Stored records
'''

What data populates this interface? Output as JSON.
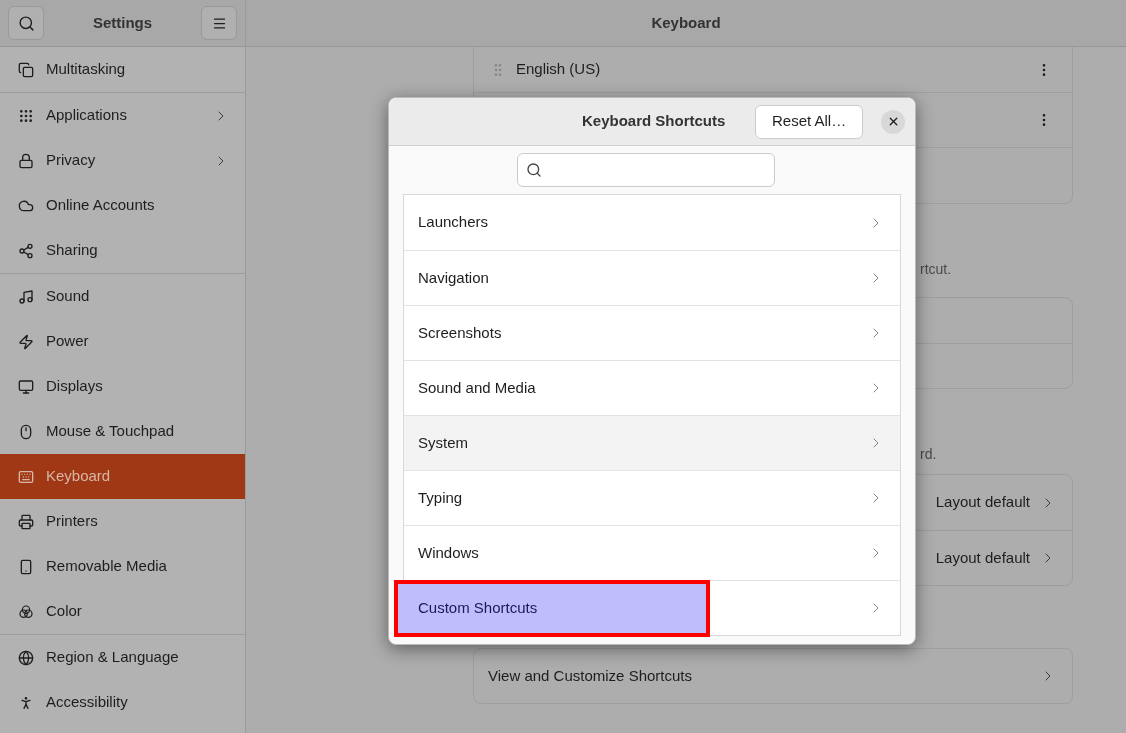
{
  "sidebar": {
    "title": "Settings",
    "sections": [
      {
        "items": [
          {
            "label": "Multitasking",
            "selected": false,
            "chevron": false
          }
        ]
      },
      {
        "items": [
          {
            "label": "Applications",
            "selected": false,
            "chevron": true
          },
          {
            "label": "Privacy",
            "selected": false,
            "chevron": true
          },
          {
            "label": "Online Accounts",
            "selected": false,
            "chevron": false
          },
          {
            "label": "Sharing",
            "selected": false,
            "chevron": false
          }
        ]
      },
      {
        "items": [
          {
            "label": "Sound",
            "selected": false,
            "chevron": false
          },
          {
            "label": "Power",
            "selected": false,
            "chevron": false
          },
          {
            "label": "Displays",
            "selected": false,
            "chevron": false
          },
          {
            "label": "Mouse & Touchpad",
            "selected": false,
            "chevron": false
          },
          {
            "label": "Keyboard",
            "selected": true,
            "chevron": false
          },
          {
            "label": "Printers",
            "selected": false,
            "chevron": false
          },
          {
            "label": "Removable Media",
            "selected": false,
            "chevron": false
          },
          {
            "label": "Color",
            "selected": false,
            "chevron": false
          }
        ]
      },
      {
        "items": [
          {
            "label": "Region & Language",
            "selected": false,
            "chevron": false
          },
          {
            "label": "Accessibility",
            "selected": false,
            "chevron": false
          }
        ]
      }
    ]
  },
  "main": {
    "title": "Keyboard",
    "input_sources": [
      {
        "label": "English (US)"
      }
    ],
    "partial_text_1": "rtcut.",
    "partial_text_2": "rd.",
    "layout_rows": [
      {
        "value": "Layout default"
      },
      {
        "value": "Layout default"
      }
    ],
    "shortcuts_row": "View and Customize Shortcuts"
  },
  "dialog": {
    "title": "Keyboard Shortcuts",
    "reset_button": "Reset All…",
    "categories": [
      {
        "label": "Launchers",
        "selected": false,
        "highlighted": false
      },
      {
        "label": "Navigation",
        "selected": false,
        "highlighted": false
      },
      {
        "label": "Screenshots",
        "selected": false,
        "highlighted": false
      },
      {
        "label": "Sound and Media",
        "selected": false,
        "highlighted": false
      },
      {
        "label": "System",
        "selected": true,
        "highlighted": false
      },
      {
        "label": "Typing",
        "selected": false,
        "highlighted": false
      },
      {
        "label": "Windows",
        "selected": false,
        "highlighted": false
      },
      {
        "label": "Custom Shortcuts",
        "selected": false,
        "highlighted": true
      }
    ]
  }
}
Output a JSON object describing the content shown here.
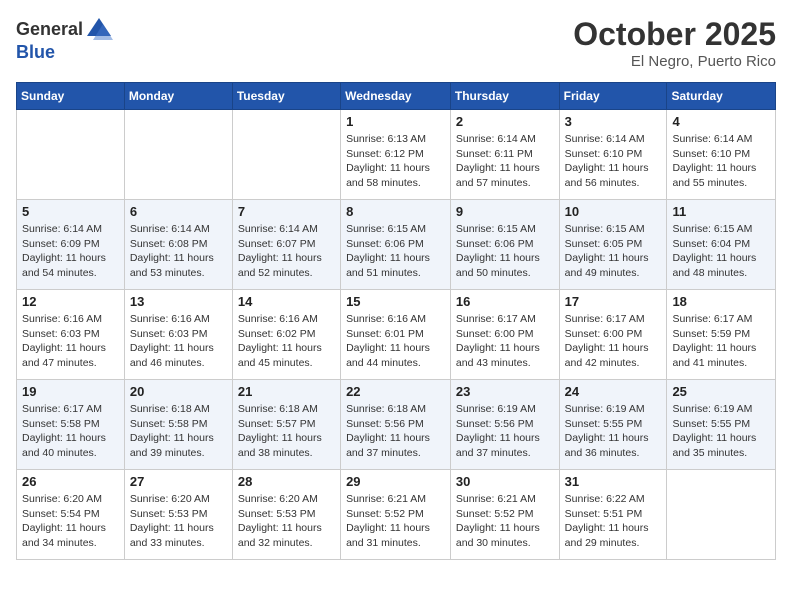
{
  "header": {
    "logo_line1": "General",
    "logo_line2": "Blue",
    "month": "October 2025",
    "location": "El Negro, Puerto Rico"
  },
  "weekdays": [
    "Sunday",
    "Monday",
    "Tuesday",
    "Wednesday",
    "Thursday",
    "Friday",
    "Saturday"
  ],
  "weeks": [
    [
      {
        "day": "",
        "info": ""
      },
      {
        "day": "",
        "info": ""
      },
      {
        "day": "",
        "info": ""
      },
      {
        "day": "1",
        "info": "Sunrise: 6:13 AM\nSunset: 6:12 PM\nDaylight: 11 hours\nand 58 minutes."
      },
      {
        "day": "2",
        "info": "Sunrise: 6:14 AM\nSunset: 6:11 PM\nDaylight: 11 hours\nand 57 minutes."
      },
      {
        "day": "3",
        "info": "Sunrise: 6:14 AM\nSunset: 6:10 PM\nDaylight: 11 hours\nand 56 minutes."
      },
      {
        "day": "4",
        "info": "Sunrise: 6:14 AM\nSunset: 6:10 PM\nDaylight: 11 hours\nand 55 minutes."
      }
    ],
    [
      {
        "day": "5",
        "info": "Sunrise: 6:14 AM\nSunset: 6:09 PM\nDaylight: 11 hours\nand 54 minutes."
      },
      {
        "day": "6",
        "info": "Sunrise: 6:14 AM\nSunset: 6:08 PM\nDaylight: 11 hours\nand 53 minutes."
      },
      {
        "day": "7",
        "info": "Sunrise: 6:14 AM\nSunset: 6:07 PM\nDaylight: 11 hours\nand 52 minutes."
      },
      {
        "day": "8",
        "info": "Sunrise: 6:15 AM\nSunset: 6:06 PM\nDaylight: 11 hours\nand 51 minutes."
      },
      {
        "day": "9",
        "info": "Sunrise: 6:15 AM\nSunset: 6:06 PM\nDaylight: 11 hours\nand 50 minutes."
      },
      {
        "day": "10",
        "info": "Sunrise: 6:15 AM\nSunset: 6:05 PM\nDaylight: 11 hours\nand 49 minutes."
      },
      {
        "day": "11",
        "info": "Sunrise: 6:15 AM\nSunset: 6:04 PM\nDaylight: 11 hours\nand 48 minutes."
      }
    ],
    [
      {
        "day": "12",
        "info": "Sunrise: 6:16 AM\nSunset: 6:03 PM\nDaylight: 11 hours\nand 47 minutes."
      },
      {
        "day": "13",
        "info": "Sunrise: 6:16 AM\nSunset: 6:03 PM\nDaylight: 11 hours\nand 46 minutes."
      },
      {
        "day": "14",
        "info": "Sunrise: 6:16 AM\nSunset: 6:02 PM\nDaylight: 11 hours\nand 45 minutes."
      },
      {
        "day": "15",
        "info": "Sunrise: 6:16 AM\nSunset: 6:01 PM\nDaylight: 11 hours\nand 44 minutes."
      },
      {
        "day": "16",
        "info": "Sunrise: 6:17 AM\nSunset: 6:00 PM\nDaylight: 11 hours\nand 43 minutes."
      },
      {
        "day": "17",
        "info": "Sunrise: 6:17 AM\nSunset: 6:00 PM\nDaylight: 11 hours\nand 42 minutes."
      },
      {
        "day": "18",
        "info": "Sunrise: 6:17 AM\nSunset: 5:59 PM\nDaylight: 11 hours\nand 41 minutes."
      }
    ],
    [
      {
        "day": "19",
        "info": "Sunrise: 6:17 AM\nSunset: 5:58 PM\nDaylight: 11 hours\nand 40 minutes."
      },
      {
        "day": "20",
        "info": "Sunrise: 6:18 AM\nSunset: 5:58 PM\nDaylight: 11 hours\nand 39 minutes."
      },
      {
        "day": "21",
        "info": "Sunrise: 6:18 AM\nSunset: 5:57 PM\nDaylight: 11 hours\nand 38 minutes."
      },
      {
        "day": "22",
        "info": "Sunrise: 6:18 AM\nSunset: 5:56 PM\nDaylight: 11 hours\nand 37 minutes."
      },
      {
        "day": "23",
        "info": "Sunrise: 6:19 AM\nSunset: 5:56 PM\nDaylight: 11 hours\nand 37 minutes."
      },
      {
        "day": "24",
        "info": "Sunrise: 6:19 AM\nSunset: 5:55 PM\nDaylight: 11 hours\nand 36 minutes."
      },
      {
        "day": "25",
        "info": "Sunrise: 6:19 AM\nSunset: 5:55 PM\nDaylight: 11 hours\nand 35 minutes."
      }
    ],
    [
      {
        "day": "26",
        "info": "Sunrise: 6:20 AM\nSunset: 5:54 PM\nDaylight: 11 hours\nand 34 minutes."
      },
      {
        "day": "27",
        "info": "Sunrise: 6:20 AM\nSunset: 5:53 PM\nDaylight: 11 hours\nand 33 minutes."
      },
      {
        "day": "28",
        "info": "Sunrise: 6:20 AM\nSunset: 5:53 PM\nDaylight: 11 hours\nand 32 minutes."
      },
      {
        "day": "29",
        "info": "Sunrise: 6:21 AM\nSunset: 5:52 PM\nDaylight: 11 hours\nand 31 minutes."
      },
      {
        "day": "30",
        "info": "Sunrise: 6:21 AM\nSunset: 5:52 PM\nDaylight: 11 hours\nand 30 minutes."
      },
      {
        "day": "31",
        "info": "Sunrise: 6:22 AM\nSunset: 5:51 PM\nDaylight: 11 hours\nand 29 minutes."
      },
      {
        "day": "",
        "info": ""
      }
    ]
  ]
}
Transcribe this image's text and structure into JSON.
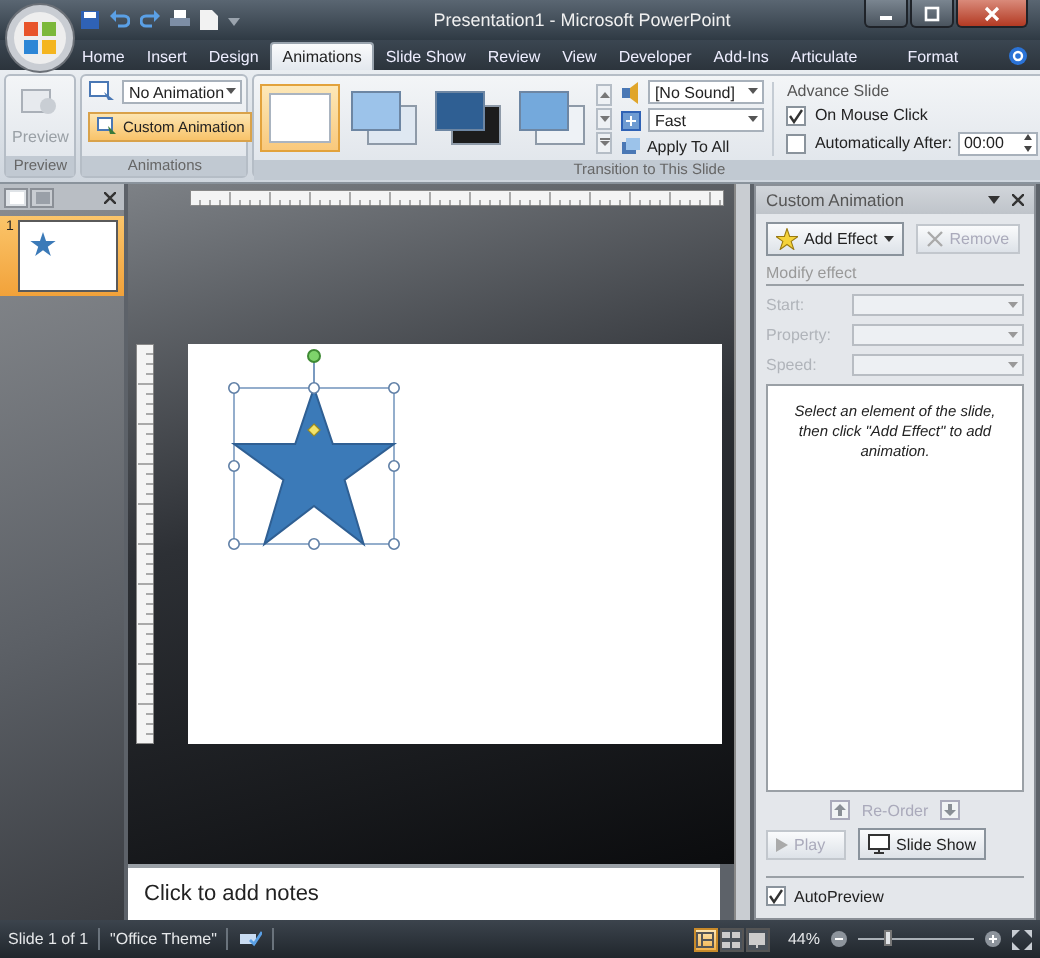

'''

Gather, from the listing above, every line carrying the word "this".

TASK RESULT:
What data populates this interface? Output as JSON.
Transcribe this image's text and structure into JSON.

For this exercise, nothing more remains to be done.